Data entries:
----------

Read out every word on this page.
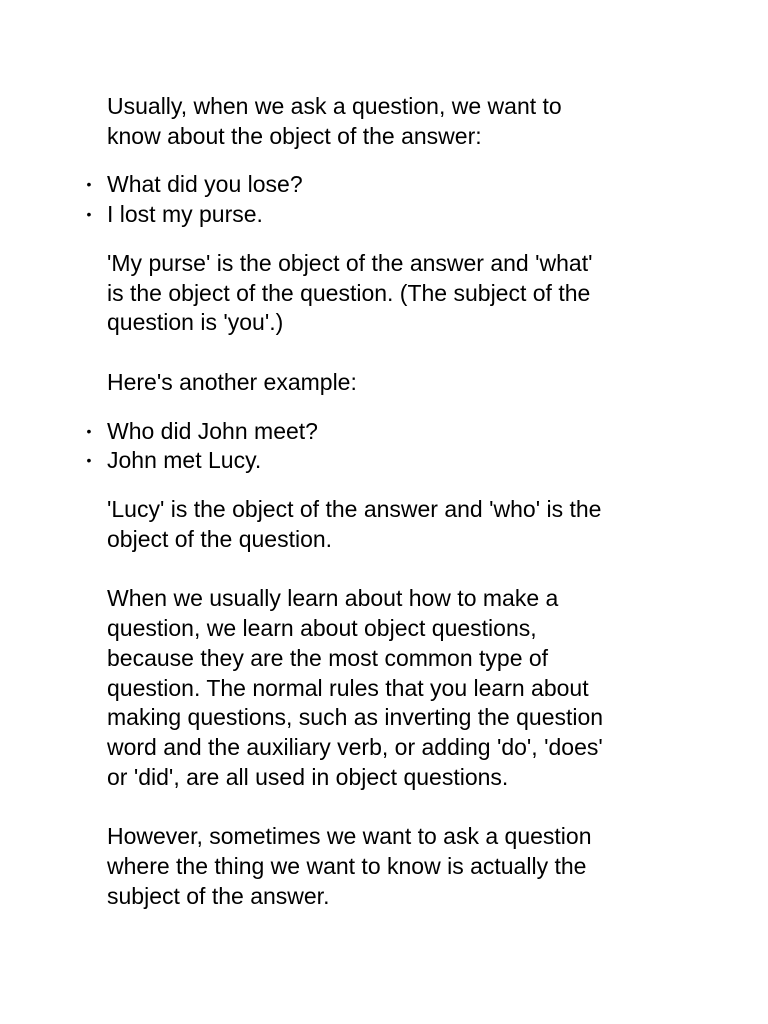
Usually, when we ask a question, we want to
know about the object of the answer:

• What did you lose?
• I lost my purse.

'My purse' is the object of the answer and 'what'
is the object of the question. (The subject of the
question is 'you'.)

Here's another example:

• Who did John meet?
• John met Lucy.

'Lucy' is the object of the answer and 'who' is the
object of the question.

When we usually learn about how to make a
question, we learn about object questions,
because they are the most common type of
question. The normal rules that you learn about
making questions, such as inverting the question
word and the auxiliary verb, or adding 'do', 'does'
or 'did', are all used in object questions.

However, sometimes we want to ask a question
where the thing we want to know is actually the
subject of the answer.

----------

Where a line contains "want", copy that line.

Usually, when we ask a question, we want to
However, sometimes we want to ask a question
where the thing we want to know is actually the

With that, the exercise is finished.